▸ **Soal A**
Pilih semua baris dalam entri yang mengandung kata "breaker", lalu salin baris-baris tersebut.
▸ **Soal B**
Teruskan teks tentang kenaikan harga bawang dari kalimat terakhir yang ditampilkan.

Bawang, Inflasi, Kartel dan Manajemen

SuaraJakarta.co, JAKARTA – Beberapa waktu ini harga bawang merah dan bawang putih mengalami kenaikan yang tinggi. Bahkan harga bawang merah dan bawang putih ini sering menjadi media hits dalam beberapa hari belakangan. Tentu saja karena ini menyangkut hal mendasar bagi setiap manusia, yaitu makan. Meskipun bukan makanan pokok untuk bertahan hidup bagi manusia, bagi bangsa Indonesia makan tanpa bawang merah dan bawang putih merupakan hal yang sulit. Bahkan beberapa hari lalu Menteri Perdangan yang mewakili pemerintah Indonesia, Gita Wirjawan, meminta maaf secara terbuka kepada masyarakat atas kejadian ini.

Badan Pusat Statistik (BPS) mengumumkan informasi bahwa inflasi sepanjang bulan Maret 2013 sebesar 0,63%. Angka ini merupakan inflasi bulan Maret yang tertinggi selama lima tahun terakhir. Suryamin, Kepala BPS, faktor pendorong inflasi Maret tahun 2013 ini adalah bawang merah dan bawang putih. Mungkin banyak dari kita yang tidak menyadari bahwa barang sederhana seperti bawang dapat menjadi faktor utama terjadi inflasi Maret tertinggi dalam 5 tahun terakhir. Bawang merah  mempunyai andil 0,44% terjadi kenaikan harga sebesar 82,23% dari Februari ke Maret 2013.

Bahkan kenaikan harga bawang merah di Cirebon sempat mencapai153% dan Tasikmalaya menembus angka 122 %.  Untuk kenaikan harga bawang putih tertinggi terjadi di Bima yaitu sebesar 124% dan Sumenep yang mencapai 102%. Sementara kota lainnya kenaikannya berkisar25-90%.

Pemerintah yang menjadi poros utama perdagangan dan pertanian negeri pun panik dibuatnya. Setelah melakukan gerak cepat dengan mengimpor bawang secepatnya dan membuka kontainer bawang secara berkala, pemerintah pun mengusut kejadian langkanya bawang di Indonesia. Komisi Pengawas Persaingan Usaha (KPPU) pun memanggil dan meminta keterangan dari para perusahaan importir bawang putih. Setelah melalui pemeriksaan, KPPU mendapatkan bukti-bukti kuat indikasi praktik kartel dalam bawang putih. Ternyata dari 114 perusahaan importir bawang yang memiliki rekomdendasi impor produk hortikultura (RIPH), hanya terdapat 12 perusahaan saja yang mengendalikan pasokan. 102 perusahaan lainnya hanya menjual kouta milik mereka kepada perusahaan sisanya . Indikasi kartel bawang putih pun tercium.

(Entri Tersimpan)
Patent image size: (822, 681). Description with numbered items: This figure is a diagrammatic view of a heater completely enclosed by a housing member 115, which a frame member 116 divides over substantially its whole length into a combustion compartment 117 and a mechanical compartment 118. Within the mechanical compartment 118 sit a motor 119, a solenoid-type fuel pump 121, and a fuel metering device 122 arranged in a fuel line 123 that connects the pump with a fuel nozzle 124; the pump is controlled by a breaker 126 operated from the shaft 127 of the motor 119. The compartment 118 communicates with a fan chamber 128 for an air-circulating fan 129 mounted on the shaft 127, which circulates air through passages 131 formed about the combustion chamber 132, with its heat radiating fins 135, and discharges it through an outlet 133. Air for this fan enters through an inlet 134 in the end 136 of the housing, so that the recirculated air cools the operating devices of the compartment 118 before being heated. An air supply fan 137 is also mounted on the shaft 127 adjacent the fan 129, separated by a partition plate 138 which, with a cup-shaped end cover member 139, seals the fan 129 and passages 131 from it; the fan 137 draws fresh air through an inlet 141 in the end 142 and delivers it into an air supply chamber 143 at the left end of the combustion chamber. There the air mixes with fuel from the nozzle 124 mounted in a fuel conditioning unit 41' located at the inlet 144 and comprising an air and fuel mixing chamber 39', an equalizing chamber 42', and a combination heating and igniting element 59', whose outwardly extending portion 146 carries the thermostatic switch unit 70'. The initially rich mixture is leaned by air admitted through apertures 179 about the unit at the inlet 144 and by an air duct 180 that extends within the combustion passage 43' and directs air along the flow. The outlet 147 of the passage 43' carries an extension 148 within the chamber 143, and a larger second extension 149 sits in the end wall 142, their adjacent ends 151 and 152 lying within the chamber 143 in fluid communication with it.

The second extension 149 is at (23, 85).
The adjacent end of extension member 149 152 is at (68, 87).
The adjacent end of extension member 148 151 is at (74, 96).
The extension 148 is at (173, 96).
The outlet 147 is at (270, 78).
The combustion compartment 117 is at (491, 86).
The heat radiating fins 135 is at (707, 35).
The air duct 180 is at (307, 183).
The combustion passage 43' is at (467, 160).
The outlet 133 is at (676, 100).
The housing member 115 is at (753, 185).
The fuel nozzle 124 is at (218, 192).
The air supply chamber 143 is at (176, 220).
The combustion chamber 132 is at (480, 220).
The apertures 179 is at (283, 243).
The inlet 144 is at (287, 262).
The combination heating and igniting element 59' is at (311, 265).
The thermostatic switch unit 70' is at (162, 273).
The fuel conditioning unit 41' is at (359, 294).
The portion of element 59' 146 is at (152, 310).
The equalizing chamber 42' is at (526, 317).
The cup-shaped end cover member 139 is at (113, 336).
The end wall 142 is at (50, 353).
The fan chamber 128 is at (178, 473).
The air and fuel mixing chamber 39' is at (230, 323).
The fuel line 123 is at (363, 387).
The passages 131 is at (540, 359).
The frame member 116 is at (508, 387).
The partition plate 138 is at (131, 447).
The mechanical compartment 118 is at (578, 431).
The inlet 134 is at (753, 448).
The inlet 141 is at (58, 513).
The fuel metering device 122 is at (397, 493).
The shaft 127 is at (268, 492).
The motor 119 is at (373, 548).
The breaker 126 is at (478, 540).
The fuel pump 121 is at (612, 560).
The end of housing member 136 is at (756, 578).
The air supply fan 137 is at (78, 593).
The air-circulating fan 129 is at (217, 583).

▸ **Jawaban A**
Patent image size: (822, 681). Description with numbered items: This figure is a diagrammatic view of a heater completely enclosed by a housing member 115, which a frame member 116 divides over substantially its whole length into a combustion compartment 117 and a mechanical compartment 118. Within the mechanical compartment 118 sit a motor 119, a solenoid-type fuel pump 121, and a fuel metering device 122 arranged in a fuel line 123 that connects the pump with a fuel nozzle 124; the pump is controlled by a breaker 126 operated from the shaft 127 of the motor 119. The compartment 118 communicates with a fan chamber 128 for an air-circulating fan 129 mounted on the shaft 127, which circulates air through passages 131 formed about the combustion chamber 132, with its heat radiating fins 135, and discharges it through an outlet 133. Air for this fan enters through an inlet 134 in the end 136 of the housing, so that the recirculated air cools the operating devices of the compartment 118 before being heated. An air supply fan 137 is also mounted on the shaft 127 adjacent the fan 129, separated by a partition plate 138 which, with a cup-shaped end cover member 139, seals the fan 129 and passages 131 from it; the fan 137 draws fresh air through an inlet 141 in the end 142 and delivers it into an air supply chamber 143 at the left end of the combustion chamber. There the air mixes with fuel from the nozzle 124 mounted in a fuel conditioning unit 41' located at the inlet 144 and comprising an air and fuel mixing chamber 39', an equalizing chamber 42', and a combination heating and igniting element 59', whose outwardly extending portion 146 carries the thermostatic switch unit 70'. The initially rich mixture is leaned by air admitted through apertures 179 about the unit at the inlet 144 and by an air duct 180 that extends within the combustion passage 43' and directs air along the flow. The outlet 147 of the passage 43' carries an extension 148 within the chamber 143, and a larger second extension 149 sits in the end wall 142, their adjacent ends 151 and 152 lying within the chamber 143 in fluid communication with it.
The breaker 126 is at (478, 540).

▸ **Jawaban B**
Jika kita melihat terjadinya masalah pada bawang ini, maka kita akan menyadari bahwa pengawasan terhadap perdagangan ini masih longgar. Masalah kartel, respon pasar terhadap penawaran dan permintaan bawang di waktu yang akan datang, serta antisipasi masih menjadi sesuatu yang harus disoroti. Hal semacam ini seharusnya sudah selesai jika saja langkah preventif dilakukan dengan benar. Dalam ilmu akuntansi manajemen, value added cost seperti biaya preventif, memang terkesan tinggi untuk mencegah terjadinya masalah di masa mendatang. Tetapi biaya unvalue added cost yang dikeluarkan untuk melakukan perbaikan atas masalah yang hadir nyaris selalu lebih besar. Dalam kasus bawang ini, unvalue added cost yang keluar lebih besar daripada value added cost.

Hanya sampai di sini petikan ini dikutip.